§ What the exercise asks
Pull out every line of the listing below where "this" appears.

§ Task input
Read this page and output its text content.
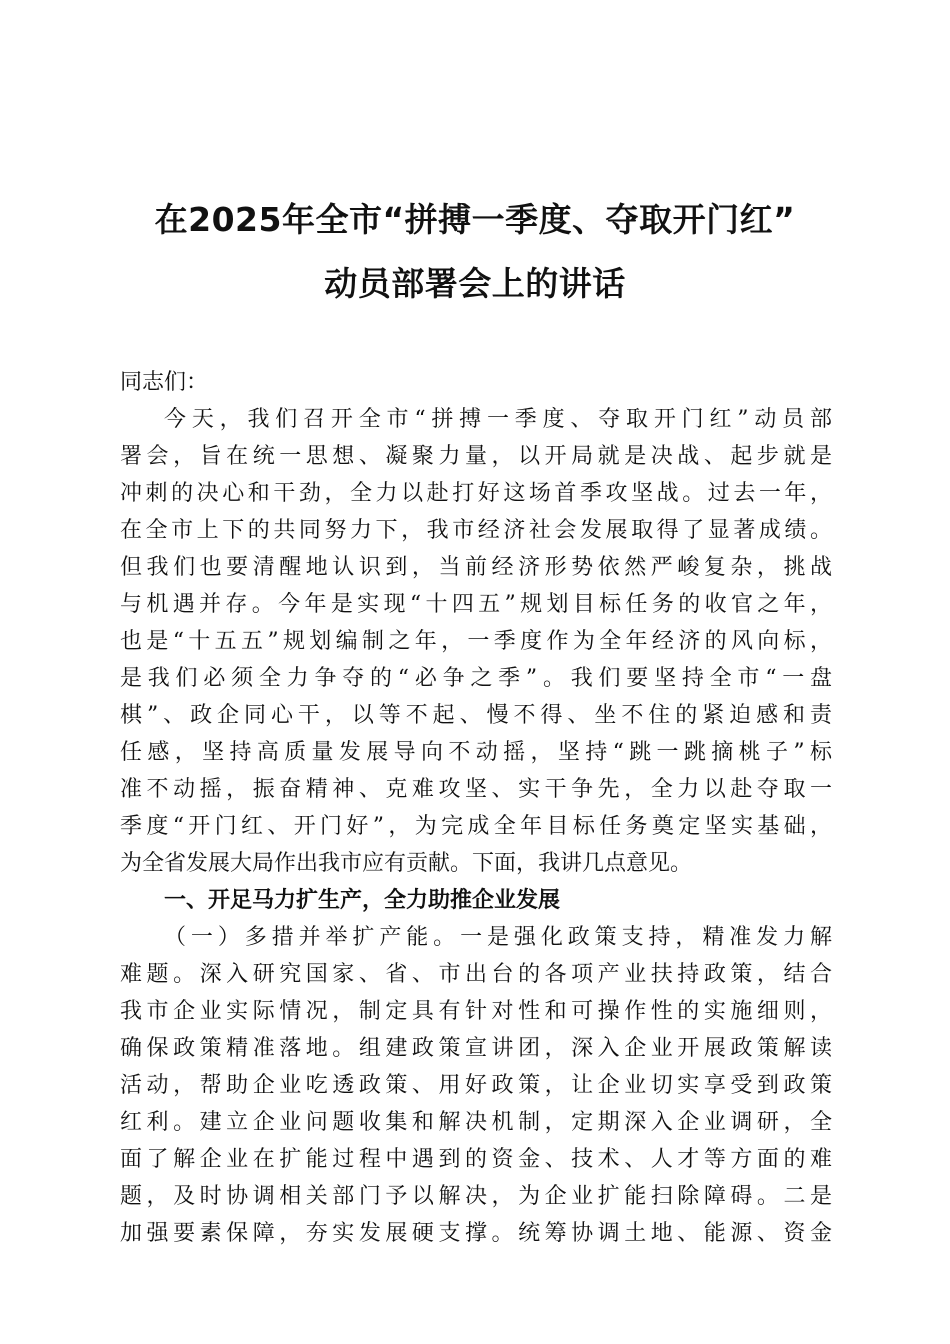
在2025年全市“拼搏一季度、夺取开门红”
动员部署会上的讲话
同志们：
今天，我们召开全市“拼搏一季度、夺取开门红”动员部
署会，旨在统一思想、凝聚力量，以开局就是决战、起步就是
冲刺的决心和干劲，全力以赴打好这场首季攻坚战。过去一年，
在全市上下的共同努力下，我市经济社会发展取得了显著成绩。
但我们也要清醒地认识到，当前经济形势依然严峻复杂，挑战
与机遇并存。今年是实现“十四五”规划目标任务的收官之年，
也是“十五五”规划编制之年，一季度作为全年经济的风向标，
是我们必须全力争夺的“必争之季”。我们要坚持全市“一盘
棋”、政企同心干，以等不起、慢不得、坐不住的紧迫感和责
任感，坚持高质量发展导向不动摇，坚持“跳一跳摘桃子”标
准不动摇，振奋精神、克难攻坚、实干争先，全力以赴夺取一
季度“开门红、开门好”，为完成全年目标任务奠定坚实基础，
为全省发展大局作出我市应有贡献。下面，我讲几点意见。
一、开足马力扩生产，全力助推企业发展
（一）多措并举扩产能。一是强化政策支持，精准发力解
难题。深入研究国家、省、市出台的各项产业扶持政策，结合
我市企业实际情况，制定具有针对性和可操作性的实施细则，
确保政策精准落地。组建政策宣讲团，深入企业开展政策解读
活动，帮助企业吃透政策、用好政策，让企业切实享受到政策
红利。建立企业问题收集和解决机制，定期深入企业调研，全
面了解企业在扩能过程中遇到的资金、技术、人才等方面的难
题，及时协调相关部门予以解决，为企业扩能扫除障碍。二是
加强要素保障，夯实发展硬支撑。统筹协调土地、能源、资金
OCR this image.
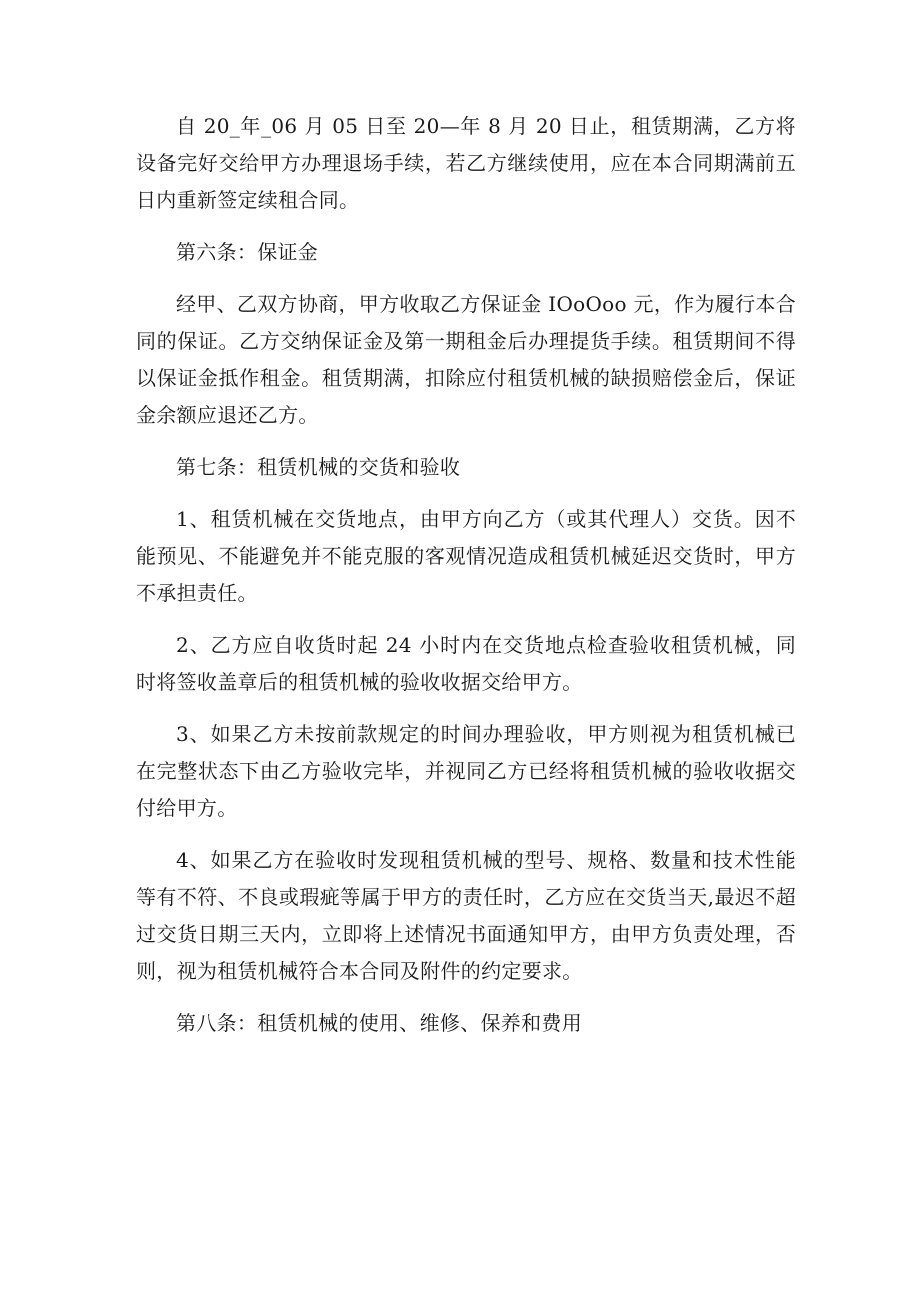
自 20_年_06 月 05 日至 20—年 8 月 20 日止，租赁期满，乙方将设备完好交给甲方办理退场手续，若乙方继续使用，应在本合同期满前五日内重新签定续租合同。

第六条：保证金

经甲、乙双方协商，甲方收取乙方保证金 IOoOoo 元，作为履行本合同的保证。乙方交纳保证金及第一期租金后办理提货手续。租赁期间不得以保证金抵作租金。租赁期满，扣除应付租赁机械的缺损赔偿金后，保证金余额应退还乙方。

第七条：租赁机械的交货和验收

1、租赁机械在交货地点，由甲方向乙方（或其代理人）交货。因不能预见、不能避免并不能克服的客观情况造成租赁机械延迟交货时，甲方不承担责任。

2、乙方应自收货时起 24 小时内在交货地点检查验收租赁机械，同时将签收盖章后的租赁机械的验收收据交给甲方。

3、如果乙方未按前款规定的时间办理验收，甲方则视为租赁机械已在完整状态下由乙方验收完毕，并视同乙方已经将租赁机械的验收收据交付给甲方。

4、如果乙方在验收时发现租赁机械的型号、规格、数量和技术性能等有不符、不良或瑕疵等属于甲方的责任时，乙方应在交货当天,最迟不超过交货日期三天内，立即将上述情况书面通知甲方，由甲方负责处理，否则，视为租赁机械符合本合同及附件的约定要求。

第八条：租赁机械的使用、维修、保养和费用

§ Result of the task
Read this page and output its text content.
OCR this image.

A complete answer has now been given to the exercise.